Trecho selecionado |
****

O juiz Rafael Echevarria Borba vistoriou o presídio e decidiu impor um prazo que o teto de 110 apenados seja efetivamente cumprido pelo governo estadual. A ordem é para que, em até cinco dias, a superintendência da Susepe reduza a população carcerária em 30 pessoas, adaptando-se uma decisão que havia interditado a casa prisional.
O juiz determinou, ainda, que em 30 dias seja concluída a reforma da parte elétrica do local, sob pena de o teto ser reduzido para 59 detentos, em caso contrário.
Na fiscalização, foram constatados 140 presos cumprindo pena, o que contraria decisões anteriores e reiteradas pela Comarca. O teto havia sido estabelecido a partir de uma fiscalização conjunta com o Conselho Penitenciário e com a Conselho da Comunidade. Além de ultrapassar a capacidade máxima de 110 camas, a Susepe ainda não apresentou o cronograma de conclusão das obras nas instalações elétricas do presídio.
“Devido à precariedade das instalações elétricas, existe risco de choque elétrico e também de incêndio, colocando em risco os servidores, os detentos e demais pessoas que vierem a transitar pelo presídio”, destacou o juiz Rafael.

****

Entradas do conjunto de dados |
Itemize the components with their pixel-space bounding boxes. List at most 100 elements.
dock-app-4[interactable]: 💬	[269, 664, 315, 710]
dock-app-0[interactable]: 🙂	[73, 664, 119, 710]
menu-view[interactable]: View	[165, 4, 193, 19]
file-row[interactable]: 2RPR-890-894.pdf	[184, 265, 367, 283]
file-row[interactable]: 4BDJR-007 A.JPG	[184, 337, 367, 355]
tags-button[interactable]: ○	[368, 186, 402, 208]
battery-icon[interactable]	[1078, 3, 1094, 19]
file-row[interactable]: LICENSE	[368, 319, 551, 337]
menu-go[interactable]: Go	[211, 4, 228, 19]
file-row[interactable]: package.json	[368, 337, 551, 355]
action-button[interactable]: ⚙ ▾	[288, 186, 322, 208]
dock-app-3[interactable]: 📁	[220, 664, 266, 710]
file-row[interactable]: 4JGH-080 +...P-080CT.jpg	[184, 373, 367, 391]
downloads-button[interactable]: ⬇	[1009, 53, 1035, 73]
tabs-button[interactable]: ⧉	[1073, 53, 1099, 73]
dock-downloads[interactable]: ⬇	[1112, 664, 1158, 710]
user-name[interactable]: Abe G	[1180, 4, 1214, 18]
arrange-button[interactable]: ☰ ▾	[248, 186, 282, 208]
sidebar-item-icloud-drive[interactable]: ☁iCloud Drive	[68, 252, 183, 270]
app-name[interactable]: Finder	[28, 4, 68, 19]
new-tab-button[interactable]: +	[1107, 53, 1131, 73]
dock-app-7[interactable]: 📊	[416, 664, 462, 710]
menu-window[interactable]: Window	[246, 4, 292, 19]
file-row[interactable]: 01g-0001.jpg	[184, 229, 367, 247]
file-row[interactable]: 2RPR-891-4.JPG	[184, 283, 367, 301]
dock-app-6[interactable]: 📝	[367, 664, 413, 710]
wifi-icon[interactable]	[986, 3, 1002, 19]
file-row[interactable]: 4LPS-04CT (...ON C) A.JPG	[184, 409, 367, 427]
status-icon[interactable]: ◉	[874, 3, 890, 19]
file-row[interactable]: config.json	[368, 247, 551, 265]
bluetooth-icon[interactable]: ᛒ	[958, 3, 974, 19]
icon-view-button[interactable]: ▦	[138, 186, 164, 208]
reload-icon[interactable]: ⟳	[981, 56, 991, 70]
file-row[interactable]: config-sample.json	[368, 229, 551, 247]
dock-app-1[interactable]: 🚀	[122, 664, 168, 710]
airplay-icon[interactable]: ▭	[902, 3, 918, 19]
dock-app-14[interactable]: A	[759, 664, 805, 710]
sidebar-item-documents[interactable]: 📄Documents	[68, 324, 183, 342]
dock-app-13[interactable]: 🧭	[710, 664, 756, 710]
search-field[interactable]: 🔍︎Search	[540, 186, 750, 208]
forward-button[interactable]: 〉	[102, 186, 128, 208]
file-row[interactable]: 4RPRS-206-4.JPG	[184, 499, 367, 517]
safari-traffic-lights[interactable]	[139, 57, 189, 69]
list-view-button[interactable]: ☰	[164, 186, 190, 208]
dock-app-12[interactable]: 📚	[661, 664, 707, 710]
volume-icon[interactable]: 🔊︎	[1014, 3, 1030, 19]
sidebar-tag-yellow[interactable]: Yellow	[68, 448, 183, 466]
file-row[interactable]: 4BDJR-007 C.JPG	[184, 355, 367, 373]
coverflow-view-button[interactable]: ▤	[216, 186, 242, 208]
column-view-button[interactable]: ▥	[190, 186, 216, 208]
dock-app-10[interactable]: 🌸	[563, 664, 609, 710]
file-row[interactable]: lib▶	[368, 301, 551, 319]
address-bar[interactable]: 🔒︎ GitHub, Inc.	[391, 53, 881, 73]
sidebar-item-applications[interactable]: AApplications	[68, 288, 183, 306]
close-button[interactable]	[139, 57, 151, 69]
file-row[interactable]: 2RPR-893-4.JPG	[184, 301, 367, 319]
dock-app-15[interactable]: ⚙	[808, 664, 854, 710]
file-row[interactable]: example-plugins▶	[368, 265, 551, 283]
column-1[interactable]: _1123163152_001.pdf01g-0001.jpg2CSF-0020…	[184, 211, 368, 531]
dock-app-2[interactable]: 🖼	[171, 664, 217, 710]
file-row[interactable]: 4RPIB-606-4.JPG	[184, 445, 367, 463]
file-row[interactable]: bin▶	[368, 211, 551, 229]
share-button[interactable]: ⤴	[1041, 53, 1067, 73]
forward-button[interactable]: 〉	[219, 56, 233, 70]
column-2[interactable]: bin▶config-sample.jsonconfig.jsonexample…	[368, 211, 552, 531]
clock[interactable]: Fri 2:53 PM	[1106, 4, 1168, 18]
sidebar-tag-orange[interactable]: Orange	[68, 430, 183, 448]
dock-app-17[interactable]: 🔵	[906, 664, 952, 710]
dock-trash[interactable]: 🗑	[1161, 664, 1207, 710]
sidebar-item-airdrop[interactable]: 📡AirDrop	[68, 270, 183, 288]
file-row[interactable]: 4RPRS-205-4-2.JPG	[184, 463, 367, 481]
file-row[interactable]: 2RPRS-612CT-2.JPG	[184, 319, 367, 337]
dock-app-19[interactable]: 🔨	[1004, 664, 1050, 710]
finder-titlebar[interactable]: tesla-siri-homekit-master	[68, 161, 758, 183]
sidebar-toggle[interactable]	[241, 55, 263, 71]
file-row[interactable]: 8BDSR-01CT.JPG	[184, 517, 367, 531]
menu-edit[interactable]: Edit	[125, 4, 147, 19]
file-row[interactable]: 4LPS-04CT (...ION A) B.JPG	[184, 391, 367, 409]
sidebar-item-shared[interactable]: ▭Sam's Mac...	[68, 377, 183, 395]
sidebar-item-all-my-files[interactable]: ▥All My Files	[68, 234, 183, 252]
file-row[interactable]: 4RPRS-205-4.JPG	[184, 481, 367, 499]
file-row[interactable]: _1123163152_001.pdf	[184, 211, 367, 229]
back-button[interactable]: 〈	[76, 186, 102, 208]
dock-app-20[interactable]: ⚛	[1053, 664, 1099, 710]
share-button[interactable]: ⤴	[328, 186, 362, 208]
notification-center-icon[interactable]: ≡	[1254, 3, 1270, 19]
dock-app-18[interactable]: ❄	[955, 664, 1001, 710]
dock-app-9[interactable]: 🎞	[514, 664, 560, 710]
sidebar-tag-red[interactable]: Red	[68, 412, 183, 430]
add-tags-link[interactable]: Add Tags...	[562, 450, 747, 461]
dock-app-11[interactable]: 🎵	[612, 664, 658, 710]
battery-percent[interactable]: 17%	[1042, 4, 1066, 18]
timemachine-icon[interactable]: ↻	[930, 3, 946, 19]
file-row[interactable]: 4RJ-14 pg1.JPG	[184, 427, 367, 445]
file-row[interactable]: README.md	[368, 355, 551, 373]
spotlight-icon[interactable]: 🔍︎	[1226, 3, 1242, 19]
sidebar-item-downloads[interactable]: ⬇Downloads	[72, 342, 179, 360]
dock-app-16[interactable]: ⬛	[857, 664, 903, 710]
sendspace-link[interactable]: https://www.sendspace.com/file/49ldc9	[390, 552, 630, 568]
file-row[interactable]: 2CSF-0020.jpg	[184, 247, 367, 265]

****

Tarefa 1 | Resuma o texto sobre o presídio em duas frases.
Tarefa 2 | Por favor, transcreva do texto sobre o presídio o trecho que começa nas palavras "O juiz determinou, ainda, que" e termina após "elétricas do presídio.".
Tarefa 3 | De acordo com o texto sobre o presídio, quantos presos foram constatados cumprindo pena na fiscalização?

Resposta 1 | O juiz Rafael Echevarria Borba vistoriou o presídio, onde foram constatados 140 presos apesar do teto de 110, e ordenou que a Susepe reduza a população carcerária em 30 pessoas em até cinco dias. Ele também determinou que a reforma da parte elétrica seja concluída em 30 dias, sob pena de o teto ser reduzido para 59 detentos, destacando o risco de choque elétrico e de incêndio.

Resposta 2 |
O juiz determinou, ainda, que em 30 dias seja concluída a reforma da parte elétrica do local, sob pena de o teto ser reduzido para 59 detentos, em caso contrário.
Na fiscalização, foram constatados 140 presos cumprindo pena, o que contraria decisões anteriores e reiteradas pela Comarca. O teto havia sido estabelecido a partir de uma fiscalização conjunta com o Conselho Penitenciário e com a Conselho da Comunidade. Além de ultrapassar a capacidade máxima de 110 camas, a Susepe ainda não apresentou o cronograma de conclusão das obras nas instalações elétricas do presídio.

Resposta 3 | Foram constatados 140 presos cumprindo pena.